• [Exercise details]: Check each line of the listing below for the string "gases", and copy the ones that have it.
Start of Material provided
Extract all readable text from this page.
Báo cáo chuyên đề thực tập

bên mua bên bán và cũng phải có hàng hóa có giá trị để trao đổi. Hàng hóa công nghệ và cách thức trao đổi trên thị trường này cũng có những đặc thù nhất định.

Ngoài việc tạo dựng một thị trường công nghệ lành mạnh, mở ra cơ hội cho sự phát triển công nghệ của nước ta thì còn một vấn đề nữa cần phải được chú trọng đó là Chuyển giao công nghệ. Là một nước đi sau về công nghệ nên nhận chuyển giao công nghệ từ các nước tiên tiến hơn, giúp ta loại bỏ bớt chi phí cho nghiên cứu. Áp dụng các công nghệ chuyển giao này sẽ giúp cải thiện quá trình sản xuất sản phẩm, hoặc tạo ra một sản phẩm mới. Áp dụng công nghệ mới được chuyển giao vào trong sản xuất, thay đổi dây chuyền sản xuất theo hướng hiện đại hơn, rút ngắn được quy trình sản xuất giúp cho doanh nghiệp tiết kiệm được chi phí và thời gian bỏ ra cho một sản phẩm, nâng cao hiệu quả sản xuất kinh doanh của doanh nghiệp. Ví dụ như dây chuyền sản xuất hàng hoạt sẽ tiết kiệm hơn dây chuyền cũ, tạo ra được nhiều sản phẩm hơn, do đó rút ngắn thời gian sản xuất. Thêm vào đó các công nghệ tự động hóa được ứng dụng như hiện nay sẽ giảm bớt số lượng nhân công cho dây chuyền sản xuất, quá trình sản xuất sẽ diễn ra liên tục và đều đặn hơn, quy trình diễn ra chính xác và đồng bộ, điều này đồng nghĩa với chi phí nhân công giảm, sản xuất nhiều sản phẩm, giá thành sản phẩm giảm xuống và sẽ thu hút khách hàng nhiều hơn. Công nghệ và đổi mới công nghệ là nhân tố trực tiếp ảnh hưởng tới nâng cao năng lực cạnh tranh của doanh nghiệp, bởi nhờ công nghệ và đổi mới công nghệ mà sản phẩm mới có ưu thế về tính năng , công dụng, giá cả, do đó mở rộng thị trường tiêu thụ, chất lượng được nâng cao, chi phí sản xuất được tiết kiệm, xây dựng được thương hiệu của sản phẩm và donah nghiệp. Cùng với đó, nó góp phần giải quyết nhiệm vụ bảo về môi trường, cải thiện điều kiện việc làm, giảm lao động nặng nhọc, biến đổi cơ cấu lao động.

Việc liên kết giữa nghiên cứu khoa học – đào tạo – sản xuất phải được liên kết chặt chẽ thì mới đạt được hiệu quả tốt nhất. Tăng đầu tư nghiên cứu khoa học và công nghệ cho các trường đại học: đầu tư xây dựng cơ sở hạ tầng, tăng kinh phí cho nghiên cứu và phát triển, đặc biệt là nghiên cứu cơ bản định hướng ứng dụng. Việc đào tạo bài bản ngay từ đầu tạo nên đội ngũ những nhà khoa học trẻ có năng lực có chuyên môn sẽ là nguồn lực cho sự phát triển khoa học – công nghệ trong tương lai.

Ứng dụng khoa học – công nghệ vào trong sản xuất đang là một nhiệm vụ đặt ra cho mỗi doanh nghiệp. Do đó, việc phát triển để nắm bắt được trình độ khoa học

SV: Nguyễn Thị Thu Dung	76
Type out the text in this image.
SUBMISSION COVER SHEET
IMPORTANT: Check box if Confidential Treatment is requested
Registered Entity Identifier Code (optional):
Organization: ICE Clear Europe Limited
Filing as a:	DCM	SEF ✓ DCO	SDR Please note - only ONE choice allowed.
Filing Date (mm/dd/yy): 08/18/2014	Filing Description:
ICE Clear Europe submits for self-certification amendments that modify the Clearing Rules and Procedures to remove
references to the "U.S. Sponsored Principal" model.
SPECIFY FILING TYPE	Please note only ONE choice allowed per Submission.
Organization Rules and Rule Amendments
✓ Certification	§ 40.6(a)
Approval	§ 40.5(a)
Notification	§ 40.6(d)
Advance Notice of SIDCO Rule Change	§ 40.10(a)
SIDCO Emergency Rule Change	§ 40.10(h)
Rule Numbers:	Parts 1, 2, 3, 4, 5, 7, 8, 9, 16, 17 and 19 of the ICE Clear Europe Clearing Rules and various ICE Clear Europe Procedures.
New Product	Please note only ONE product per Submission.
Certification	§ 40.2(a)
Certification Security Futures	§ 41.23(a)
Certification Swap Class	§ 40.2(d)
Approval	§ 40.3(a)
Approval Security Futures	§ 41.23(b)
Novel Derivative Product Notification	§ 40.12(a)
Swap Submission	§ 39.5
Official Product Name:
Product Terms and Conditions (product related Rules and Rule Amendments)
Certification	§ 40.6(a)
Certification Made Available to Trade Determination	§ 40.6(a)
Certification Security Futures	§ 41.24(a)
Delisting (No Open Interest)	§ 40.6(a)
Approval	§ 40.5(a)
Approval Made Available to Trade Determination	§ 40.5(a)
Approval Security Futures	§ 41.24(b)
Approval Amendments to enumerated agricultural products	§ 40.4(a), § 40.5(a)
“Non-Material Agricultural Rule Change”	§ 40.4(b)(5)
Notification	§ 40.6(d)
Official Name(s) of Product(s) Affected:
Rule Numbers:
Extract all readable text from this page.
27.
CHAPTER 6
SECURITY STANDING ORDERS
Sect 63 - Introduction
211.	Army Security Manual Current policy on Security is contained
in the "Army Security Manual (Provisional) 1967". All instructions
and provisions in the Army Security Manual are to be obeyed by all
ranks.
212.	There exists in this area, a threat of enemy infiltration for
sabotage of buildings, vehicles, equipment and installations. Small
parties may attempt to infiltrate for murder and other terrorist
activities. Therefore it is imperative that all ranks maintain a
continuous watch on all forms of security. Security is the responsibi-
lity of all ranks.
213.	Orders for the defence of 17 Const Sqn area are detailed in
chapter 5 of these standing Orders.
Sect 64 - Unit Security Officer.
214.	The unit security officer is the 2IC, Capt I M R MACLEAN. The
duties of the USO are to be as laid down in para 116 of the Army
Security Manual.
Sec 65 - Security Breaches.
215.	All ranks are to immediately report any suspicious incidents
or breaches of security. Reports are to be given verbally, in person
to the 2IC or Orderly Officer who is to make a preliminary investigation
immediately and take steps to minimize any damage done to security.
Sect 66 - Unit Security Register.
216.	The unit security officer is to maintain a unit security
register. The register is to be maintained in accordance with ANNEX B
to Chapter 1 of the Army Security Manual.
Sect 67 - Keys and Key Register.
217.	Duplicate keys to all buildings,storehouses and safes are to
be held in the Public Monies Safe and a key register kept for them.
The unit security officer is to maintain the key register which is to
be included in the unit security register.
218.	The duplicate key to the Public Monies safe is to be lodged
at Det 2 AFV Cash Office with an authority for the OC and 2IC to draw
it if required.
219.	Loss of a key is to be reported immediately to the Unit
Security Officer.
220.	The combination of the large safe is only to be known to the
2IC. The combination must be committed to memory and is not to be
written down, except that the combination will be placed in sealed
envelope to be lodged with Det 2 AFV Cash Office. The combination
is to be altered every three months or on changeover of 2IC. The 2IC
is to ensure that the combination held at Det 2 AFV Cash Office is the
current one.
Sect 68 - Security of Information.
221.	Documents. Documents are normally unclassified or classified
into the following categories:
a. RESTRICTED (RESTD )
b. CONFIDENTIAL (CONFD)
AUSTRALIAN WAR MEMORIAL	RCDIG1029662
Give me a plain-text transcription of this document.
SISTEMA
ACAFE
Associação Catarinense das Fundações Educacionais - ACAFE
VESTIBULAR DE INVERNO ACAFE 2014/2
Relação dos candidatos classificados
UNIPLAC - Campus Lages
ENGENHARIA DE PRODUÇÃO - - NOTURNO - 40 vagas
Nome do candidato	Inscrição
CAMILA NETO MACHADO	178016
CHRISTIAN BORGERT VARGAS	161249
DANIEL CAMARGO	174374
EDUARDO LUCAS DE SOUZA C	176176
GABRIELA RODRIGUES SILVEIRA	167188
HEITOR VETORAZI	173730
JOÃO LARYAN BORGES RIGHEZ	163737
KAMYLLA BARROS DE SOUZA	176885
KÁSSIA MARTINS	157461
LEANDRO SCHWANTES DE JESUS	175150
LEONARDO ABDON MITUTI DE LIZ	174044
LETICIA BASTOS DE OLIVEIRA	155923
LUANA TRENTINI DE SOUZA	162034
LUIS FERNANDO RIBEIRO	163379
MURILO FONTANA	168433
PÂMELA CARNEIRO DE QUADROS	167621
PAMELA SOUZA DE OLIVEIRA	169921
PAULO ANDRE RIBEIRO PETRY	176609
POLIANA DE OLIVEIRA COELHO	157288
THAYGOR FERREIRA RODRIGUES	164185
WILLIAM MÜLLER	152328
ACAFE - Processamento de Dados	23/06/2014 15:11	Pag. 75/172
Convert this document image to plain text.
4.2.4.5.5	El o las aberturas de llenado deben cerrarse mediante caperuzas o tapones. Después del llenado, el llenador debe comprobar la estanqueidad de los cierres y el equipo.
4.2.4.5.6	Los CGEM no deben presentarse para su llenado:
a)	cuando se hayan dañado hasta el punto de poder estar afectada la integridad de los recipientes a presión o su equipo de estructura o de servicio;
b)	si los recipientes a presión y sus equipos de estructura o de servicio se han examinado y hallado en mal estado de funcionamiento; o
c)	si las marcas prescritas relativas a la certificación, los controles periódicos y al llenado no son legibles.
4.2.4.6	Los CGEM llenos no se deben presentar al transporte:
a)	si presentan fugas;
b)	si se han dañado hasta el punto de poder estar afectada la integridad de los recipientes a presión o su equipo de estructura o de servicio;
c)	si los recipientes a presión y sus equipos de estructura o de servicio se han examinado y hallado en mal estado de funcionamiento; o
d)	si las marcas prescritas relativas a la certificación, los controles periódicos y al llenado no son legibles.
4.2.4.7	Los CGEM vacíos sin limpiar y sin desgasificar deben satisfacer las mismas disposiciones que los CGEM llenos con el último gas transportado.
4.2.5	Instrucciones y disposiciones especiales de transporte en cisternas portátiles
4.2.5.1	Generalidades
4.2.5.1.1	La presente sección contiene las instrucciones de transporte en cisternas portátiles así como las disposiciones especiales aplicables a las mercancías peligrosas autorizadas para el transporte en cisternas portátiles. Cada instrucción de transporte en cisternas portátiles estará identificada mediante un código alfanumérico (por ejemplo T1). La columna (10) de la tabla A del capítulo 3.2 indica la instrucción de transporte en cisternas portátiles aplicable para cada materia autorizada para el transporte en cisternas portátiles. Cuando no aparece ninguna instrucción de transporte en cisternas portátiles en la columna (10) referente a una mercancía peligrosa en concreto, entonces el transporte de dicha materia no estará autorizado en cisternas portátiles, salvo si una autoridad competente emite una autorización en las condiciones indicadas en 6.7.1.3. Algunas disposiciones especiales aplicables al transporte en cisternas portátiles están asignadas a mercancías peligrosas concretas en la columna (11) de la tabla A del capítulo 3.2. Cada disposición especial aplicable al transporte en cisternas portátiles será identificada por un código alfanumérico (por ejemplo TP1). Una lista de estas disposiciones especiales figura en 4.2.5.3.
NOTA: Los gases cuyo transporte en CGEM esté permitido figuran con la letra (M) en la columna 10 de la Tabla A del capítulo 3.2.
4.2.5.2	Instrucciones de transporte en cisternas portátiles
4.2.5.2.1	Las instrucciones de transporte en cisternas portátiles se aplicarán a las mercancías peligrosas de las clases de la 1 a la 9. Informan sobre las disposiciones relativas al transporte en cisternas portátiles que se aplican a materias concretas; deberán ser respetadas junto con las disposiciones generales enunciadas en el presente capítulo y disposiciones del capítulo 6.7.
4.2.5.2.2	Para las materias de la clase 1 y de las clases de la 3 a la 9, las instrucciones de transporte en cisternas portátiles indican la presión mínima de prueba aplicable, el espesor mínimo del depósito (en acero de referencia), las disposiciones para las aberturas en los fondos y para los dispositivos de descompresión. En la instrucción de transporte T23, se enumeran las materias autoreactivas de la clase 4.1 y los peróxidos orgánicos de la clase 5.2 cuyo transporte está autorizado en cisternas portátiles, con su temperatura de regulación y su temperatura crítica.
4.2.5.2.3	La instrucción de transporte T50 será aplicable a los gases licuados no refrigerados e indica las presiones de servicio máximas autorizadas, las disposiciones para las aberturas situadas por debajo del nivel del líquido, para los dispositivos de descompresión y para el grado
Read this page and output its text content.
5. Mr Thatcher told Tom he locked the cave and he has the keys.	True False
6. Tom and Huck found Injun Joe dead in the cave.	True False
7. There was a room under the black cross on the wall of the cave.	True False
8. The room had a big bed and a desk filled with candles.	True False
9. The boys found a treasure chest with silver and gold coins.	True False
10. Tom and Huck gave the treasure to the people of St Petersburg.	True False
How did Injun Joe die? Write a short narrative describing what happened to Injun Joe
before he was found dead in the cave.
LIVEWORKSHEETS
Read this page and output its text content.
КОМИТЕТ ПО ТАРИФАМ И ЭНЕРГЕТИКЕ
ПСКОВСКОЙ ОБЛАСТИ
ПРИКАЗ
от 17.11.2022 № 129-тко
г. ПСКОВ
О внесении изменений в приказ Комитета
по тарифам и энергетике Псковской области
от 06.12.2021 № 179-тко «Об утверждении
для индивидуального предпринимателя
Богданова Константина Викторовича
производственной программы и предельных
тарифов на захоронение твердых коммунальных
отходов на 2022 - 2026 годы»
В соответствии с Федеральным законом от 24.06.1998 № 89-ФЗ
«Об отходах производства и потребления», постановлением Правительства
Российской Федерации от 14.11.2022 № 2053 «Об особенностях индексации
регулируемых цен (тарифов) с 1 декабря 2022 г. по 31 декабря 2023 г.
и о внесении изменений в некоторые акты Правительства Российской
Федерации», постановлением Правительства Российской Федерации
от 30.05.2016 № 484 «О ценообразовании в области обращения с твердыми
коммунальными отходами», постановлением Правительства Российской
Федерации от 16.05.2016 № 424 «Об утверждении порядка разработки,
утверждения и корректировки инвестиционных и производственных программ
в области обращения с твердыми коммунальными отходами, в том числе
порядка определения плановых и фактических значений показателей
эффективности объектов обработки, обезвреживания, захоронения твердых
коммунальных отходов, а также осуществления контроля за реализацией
End of Material provided
• [Full response]:
NOTA: Los gases cuyo transporte en CGEM esté permitido figuran con la letra (M) en la columna 10 de la Tabla A del capítulo 3.2.
4.2.5.2.3	La instrucción de transporte T50 será aplicable a los gases licuados no refrigerados e indica las presiones de servicio máximas autorizadas, las disposiciones para las aberturas situadas por debajo del nivel del líquido, para los dispositivos de descompresión y para el grado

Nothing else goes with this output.